Records about charts and figures →
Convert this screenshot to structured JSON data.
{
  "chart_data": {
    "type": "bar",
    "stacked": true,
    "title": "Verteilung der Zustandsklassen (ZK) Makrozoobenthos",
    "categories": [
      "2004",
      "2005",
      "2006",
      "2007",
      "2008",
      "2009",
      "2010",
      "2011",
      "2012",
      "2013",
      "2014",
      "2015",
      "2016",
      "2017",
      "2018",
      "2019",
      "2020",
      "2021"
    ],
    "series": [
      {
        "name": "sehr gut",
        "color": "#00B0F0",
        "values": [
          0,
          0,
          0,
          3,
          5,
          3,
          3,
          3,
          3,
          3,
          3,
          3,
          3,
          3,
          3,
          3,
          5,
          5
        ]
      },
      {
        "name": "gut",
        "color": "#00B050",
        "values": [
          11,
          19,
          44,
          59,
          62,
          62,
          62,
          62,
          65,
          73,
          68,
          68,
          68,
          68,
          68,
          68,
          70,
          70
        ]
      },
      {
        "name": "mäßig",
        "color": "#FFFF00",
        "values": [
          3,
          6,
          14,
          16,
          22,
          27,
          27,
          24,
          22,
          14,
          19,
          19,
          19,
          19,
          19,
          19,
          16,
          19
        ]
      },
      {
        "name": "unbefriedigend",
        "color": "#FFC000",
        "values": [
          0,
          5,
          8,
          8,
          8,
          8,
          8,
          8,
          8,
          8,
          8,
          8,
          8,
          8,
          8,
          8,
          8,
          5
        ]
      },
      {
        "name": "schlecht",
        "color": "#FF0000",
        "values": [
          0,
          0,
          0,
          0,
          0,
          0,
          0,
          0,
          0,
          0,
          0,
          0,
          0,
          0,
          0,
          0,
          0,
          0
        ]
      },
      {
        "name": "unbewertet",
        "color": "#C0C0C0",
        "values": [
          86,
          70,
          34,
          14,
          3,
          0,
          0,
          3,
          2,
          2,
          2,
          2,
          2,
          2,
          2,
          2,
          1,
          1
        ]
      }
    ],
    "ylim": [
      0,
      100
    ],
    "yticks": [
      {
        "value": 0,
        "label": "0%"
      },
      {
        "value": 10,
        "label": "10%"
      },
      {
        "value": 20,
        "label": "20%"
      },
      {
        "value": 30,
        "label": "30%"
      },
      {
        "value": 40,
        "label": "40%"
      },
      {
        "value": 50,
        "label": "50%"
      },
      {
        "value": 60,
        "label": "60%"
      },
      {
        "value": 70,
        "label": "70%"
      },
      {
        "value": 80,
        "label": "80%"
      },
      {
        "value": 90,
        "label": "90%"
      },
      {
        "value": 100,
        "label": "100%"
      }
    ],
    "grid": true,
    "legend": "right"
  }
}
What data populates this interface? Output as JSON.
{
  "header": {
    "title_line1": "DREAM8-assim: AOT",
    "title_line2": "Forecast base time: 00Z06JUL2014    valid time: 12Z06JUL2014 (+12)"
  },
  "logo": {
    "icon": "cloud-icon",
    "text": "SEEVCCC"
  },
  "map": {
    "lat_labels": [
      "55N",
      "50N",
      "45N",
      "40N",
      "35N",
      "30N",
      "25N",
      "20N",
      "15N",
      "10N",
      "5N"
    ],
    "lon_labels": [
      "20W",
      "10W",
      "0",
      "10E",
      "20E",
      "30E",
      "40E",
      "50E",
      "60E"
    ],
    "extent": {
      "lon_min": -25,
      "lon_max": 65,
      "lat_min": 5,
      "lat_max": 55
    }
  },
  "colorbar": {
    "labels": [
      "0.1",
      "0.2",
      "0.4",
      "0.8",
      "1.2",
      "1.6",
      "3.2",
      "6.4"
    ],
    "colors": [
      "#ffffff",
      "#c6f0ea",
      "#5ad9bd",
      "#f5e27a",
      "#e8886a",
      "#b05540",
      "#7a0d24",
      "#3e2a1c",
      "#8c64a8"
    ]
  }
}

DESCRIPTION OF THE TASK →
Print all of the entries again, exactly as written.

ANSWER FOR THIS EXERCISE →
Convert this screenshot to structured JSON data.
{
  "chart_data": {
    "type": "bar",
    "stacked": true,
    "title": "Verteilung der Zustandsklassen (ZK) Makrozoobenthos",
    "categories": [
      "2004",
      "2005",
      "2006",
      "2007",
      "2008",
      "2009",
      "2010",
      "2011",
      "2012",
      "2013",
      "2014",
      "2015",
      "2016",
      "2017",
      "2018",
      "2019",
      "2020",
      "2021"
    ],
    "series": [
      {
        "name": "sehr gut",
        "color": "#00B0F0",
        "values": [
          0,
          0,
          0,
          3,
          5,
          3,
          3,
          3,
          3,
          3,
          3,
          3,
          3,
          3,
          3,
          3,
          5,
          5
        ]
      },
      {
        "name": "gut",
        "color": "#00B050",
        "values": [
          11,
          19,
          44,
          59,
          62,
          62,
          62,
          62,
          65,
          73,
          68,
          68,
          68,
          68,
          68,
          68,
          70,
          70
        ]
      },
      {
        "name": "mäßig",
        "color": "#FFFF00",
        "values": [
          3,
          6,
          14,
          16,
          22,
          27,
          27,
          24,
          22,
          14,
          19,
          19,
          19,
          19,
          19,
          19,
          16,
          19
        ]
      },
      {
        "name": "unbefriedigend",
        "color": "#FFC000",
        "values": [
          0,
          5,
          8,
          8,
          8,
          8,
          8,
          8,
          8,
          8,
          8,
          8,
          8,
          8,
          8,
          8,
          8,
          5
        ]
      },
      {
        "name": "schlecht",
        "color": "#FF0000",
        "values": [
          0,
          0,
          0,
          0,
          0,
          0,
          0,
          0,
          0,
          0,
          0,
          0,
          0,
          0,
          0,
          0,
          0,
          0
        ]
      },
      {
        "name": "unbewertet",
        "color": "#C0C0C0",
        "values": [
          86,
          70,
          34,
          14,
          3,
          0,
          0,
          3,
          2,
          2,
          2,
          2,
          2,
          2,
          2,
          2,
          1,
          1
        ]
      }
    ],
    "ylim": [
      0,
      100
    ],
    "yticks": [
      {
        "value": 0,
        "label": "0%"
      },
      {
        "value": 10,
        "label": "10%"
      },
      {
        "value": 20,
        "label": "20%"
      },
      {
        "value": 30,
        "label": "30%"
      },
      {
        "value": 40,
        "label": "40%"
      },
      {
        "value": 50,
        "label": "50%"
      },
      {
        "value": 60,
        "label": "60%"
      },
      {
        "value": 70,
        "label": "70%"
      },
      {
        "value": 80,
        "label": "80%"
      },
      {
        "value": 90,
        "label": "90%"
      },
      {
        "value": 100,
        "label": "100%"
      }
    ],
    "grid": true,
    "legend": "right"
  }
}
What data populates this interface? Output as JSON.
{
  "header": {
    "title_line1": "DREAM8-assim: AOT",
    "title_line2": "Forecast base time: 00Z06JUL2014    valid time: 12Z06JUL2014 (+12)"
  },
  "logo": {
    "icon": "cloud-icon",
    "text": "SEEVCCC"
  },
  "map": {
    "lat_labels": [
      "55N",
      "50N",
      "45N",
      "40N",
      "35N",
      "30N",
      "25N",
      "20N",
      "15N",
      "10N",
      "5N"
    ],
    "lon_labels": [
      "20W",
      "10W",
      "0",
      "10E",
      "20E",
      "30E",
      "40E",
      "50E",
      "60E"
    ],
    "extent": {
      "lon_min": -25,
      "lon_max": 65,
      "lat_min": 5,
      "lat_max": 55
    }
  },
  "colorbar": {
    "labels": [
      "0.1",
      "0.2",
      "0.4",
      "0.8",
      "1.2",
      "1.6",
      "3.2",
      "6.4"
    ],
    "colors": [
      "#ffffff",
      "#c6f0ea",
      "#5ad9bd",
      "#f5e27a",
      "#e8886a",
      "#b05540",
      "#7a0d24",
      "#3e2a1c",
      "#8c64a8"
    ]
  }
}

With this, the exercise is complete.